-- Exercise instructions --
What lines of the data hold the string "title"? Pull each one out.

-- Data records --
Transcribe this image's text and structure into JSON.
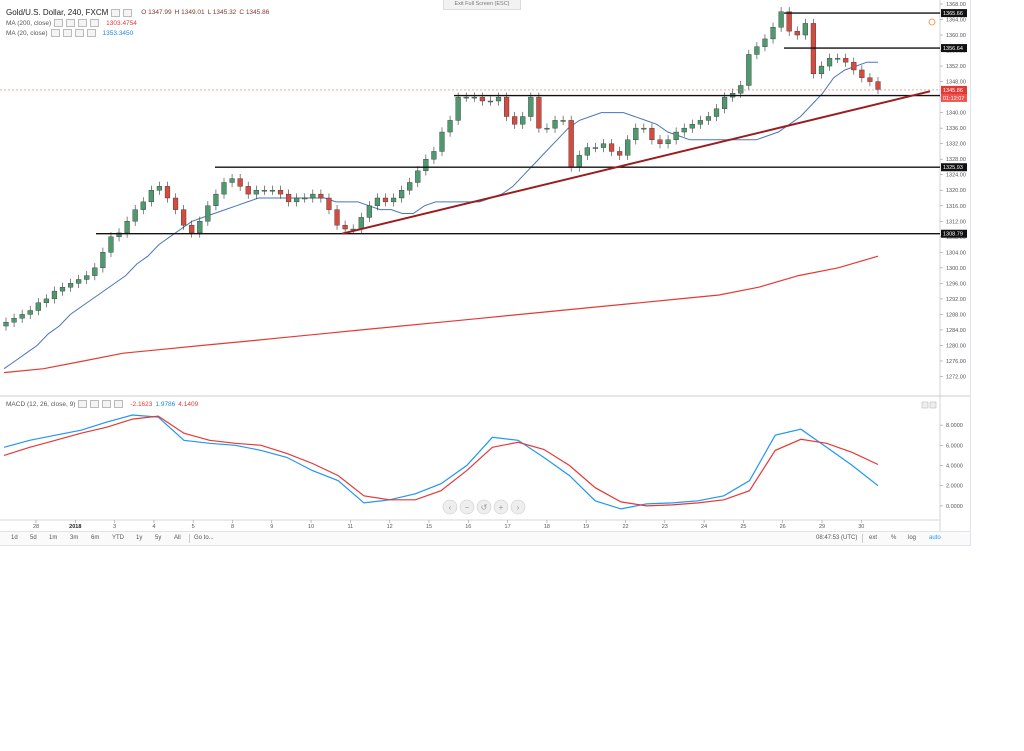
{
  "legend": {
    "symbol": "Gold/U.S. Dollar, 240, FXCM",
    "open": "O 1347.99",
    "high": "H 1349.01",
    "low": "L 1345.32",
    "close": "C 1345.86",
    "ma200_label": "MA (200, close)",
    "ma200_value": "1303.4754",
    "ma20_label": "MA (20, close)",
    "ma20_value": "1353.3450",
    "macd_label": "MACD (12, 26, close, 9)",
    "macd_v1": "-2.1623",
    "macd_v2": "1.9786",
    "macd_v3": "4.1409"
  },
  "exit_fullscreen": "Exit Full Screen (ESC)",
  "toolbar": {
    "ranges": [
      "1d",
      "5d",
      "1m",
      "3m",
      "6m",
      "YTD",
      "1y",
      "5y",
      "All"
    ],
    "goto": "Go to...",
    "clock": "08:47:53 (UTC)",
    "ext": "ext",
    "pct": "%",
    "log": "log",
    "auto": "auto"
  },
  "colors": {
    "up": "#4e9a6f",
    "down": "#d44b40",
    "ma20": "#4a76b8",
    "ma200": "#e53935",
    "trend": "#9b1c1c",
    "macd": "#2196f3",
    "signal": "#e53935"
  },
  "chart_data": [
    {
      "type": "candlestick",
      "title": "Gold/U.S. Dollar, 240, FXCM",
      "ylim": [
        1268,
        1368
      ],
      "y_ticks": [
        1272,
        1276,
        1280,
        1284,
        1288,
        1292,
        1296,
        1300,
        1304,
        1308,
        1312,
        1316,
        1320,
        1324,
        1328,
        1332,
        1336,
        1340,
        1344,
        1348,
        1352,
        1356,
        1360,
        1364,
        1368
      ],
      "x_tick_labels": [
        "28",
        "2018",
        "3",
        "4",
        "5",
        "8",
        "9",
        "10",
        "11",
        "12",
        "15",
        "16",
        "17",
        "18",
        "19",
        "22",
        "23",
        "24",
        "25",
        "26",
        "29",
        "30"
      ],
      "horizontal_levels": [
        1365.66,
        1356.64,
        1344.39,
        1325.93,
        1308.79
      ],
      "level_labels": [
        "1365.66",
        "1356.64",
        "1344.39",
        "1325.93",
        "1308.79"
      ],
      "last_price_label": "1345.86",
      "countdown_label": "01:12:07",
      "trendline": {
        "from": [
          "10",
          1308.8
        ],
        "to": [
          "30",
          1345.5
        ]
      },
      "series": [
        {
          "name": "MA (20, close)",
          "closes": [
            1274,
            1276,
            1278,
            1280,
            1283,
            1285,
            1288,
            1290,
            1292,
            1294,
            1296,
            1298,
            1301,
            1303,
            1306,
            1308,
            1310,
            1312,
            1313,
            1314,
            1315,
            1316,
            1317,
            1318,
            1318,
            1318,
            1318,
            1318,
            1318,
            1318,
            1317,
            1317,
            1317,
            1316,
            1315,
            1315,
            1314,
            1314,
            1316,
            1317,
            1317,
            1317,
            1317,
            1317,
            1318,
            1319,
            1321,
            1324,
            1327,
            1330,
            1333,
            1336,
            1338,
            1339,
            1340,
            1340,
            1340,
            1339,
            1338,
            1337,
            1335,
            1334,
            1333,
            1333,
            1333,
            1333,
            1333,
            1333,
            1333,
            1334,
            1335,
            1337,
            1339,
            1342,
            1345,
            1349,
            1351,
            1352,
            1353,
            1353
          ]
        },
        {
          "name": "MA (200, close)",
          "values": [
            1273,
            1274,
            1276,
            1278,
            1279,
            1280,
            1281,
            1282,
            1283,
            1284,
            1285,
            1286,
            1287,
            1288,
            1289,
            1290,
            1291,
            1292,
            1293,
            1295,
            1298,
            1300,
            1303
          ]
        },
        {
          "name": "OHLC",
          "closes": [
            1286,
            1287,
            1288,
            1289,
            1291,
            1292,
            1294,
            1295,
            1296,
            1297,
            1298,
            1300,
            1304,
            1308,
            1309,
            1312,
            1315,
            1317,
            1320,
            1321,
            1318,
            1315,
            1311,
            1309,
            1312,
            1316,
            1319,
            1322,
            1323,
            1321,
            1319,
            1320,
            1320,
            1320,
            1319,
            1317,
            1318,
            1318,
            1319,
            1318,
            1315,
            1311,
            1310,
            1310,
            1313,
            1316,
            1318,
            1317,
            1318,
            1320,
            1322,
            1325,
            1328,
            1330,
            1335,
            1338,
            1344,
            1344,
            1344,
            1343,
            1343,
            1344,
            1339,
            1337,
            1339,
            1344,
            1336,
            1336,
            1338,
            1338,
            1326,
            1329,
            1331,
            1331,
            1332,
            1330,
            1329,
            1333,
            1336,
            1336,
            1333,
            1332,
            1333,
            1335,
            1336,
            1337,
            1338,
            1339,
            1341,
            1344,
            1345,
            1347,
            1355,
            1357,
            1359,
            1362,
            1366,
            1361,
            1360,
            1363,
            1350,
            1352,
            1354,
            1354,
            1353,
            1351,
            1349,
            1348,
            1346
          ]
        }
      ]
    },
    {
      "type": "line",
      "title": "MACD (12, 26, close, 9)",
      "ylim": [
        -1.2,
        9.5
      ],
      "y_ticks": [
        0,
        2,
        4,
        6,
        8
      ],
      "y_tick_labels": [
        "0.0000",
        "2.0000",
        "4.0000",
        "6.0000",
        "8.0000"
      ],
      "series": [
        {
          "name": "MACD",
          "values": [
            5.8,
            6.5,
            7.0,
            7.5,
            8.3,
            9.0,
            8.8,
            6.5,
            6.2,
            6.0,
            5.5,
            4.8,
            3.5,
            2.5,
            0.3,
            0.6,
            1.2,
            2.2,
            4.0,
            6.8,
            6.5,
            4.8,
            3.0,
            0.5,
            -0.3,
            0.2,
            0.3,
            0.5,
            1.0,
            2.5,
            7.0,
            7.6,
            5.8,
            4.0,
            2.0
          ]
        },
        {
          "name": "Signal",
          "values": [
            5.0,
            5.8,
            6.5,
            7.2,
            7.8,
            8.6,
            8.9,
            7.2,
            6.5,
            6.2,
            6.0,
            5.2,
            4.2,
            3.0,
            1.0,
            0.6,
            0.6,
            1.5,
            3.5,
            5.8,
            6.3,
            5.6,
            4.0,
            1.8,
            0.4,
            0.0,
            0.1,
            0.3,
            0.6,
            1.5,
            5.5,
            6.6,
            6.2,
            5.3,
            4.1
          ]
        }
      ]
    }
  ]
}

-- Answer for the task --
      "title": "Gold/U.S. Dollar, 240, FXCM",
      "title": "MACD (12, 26, close, 9)",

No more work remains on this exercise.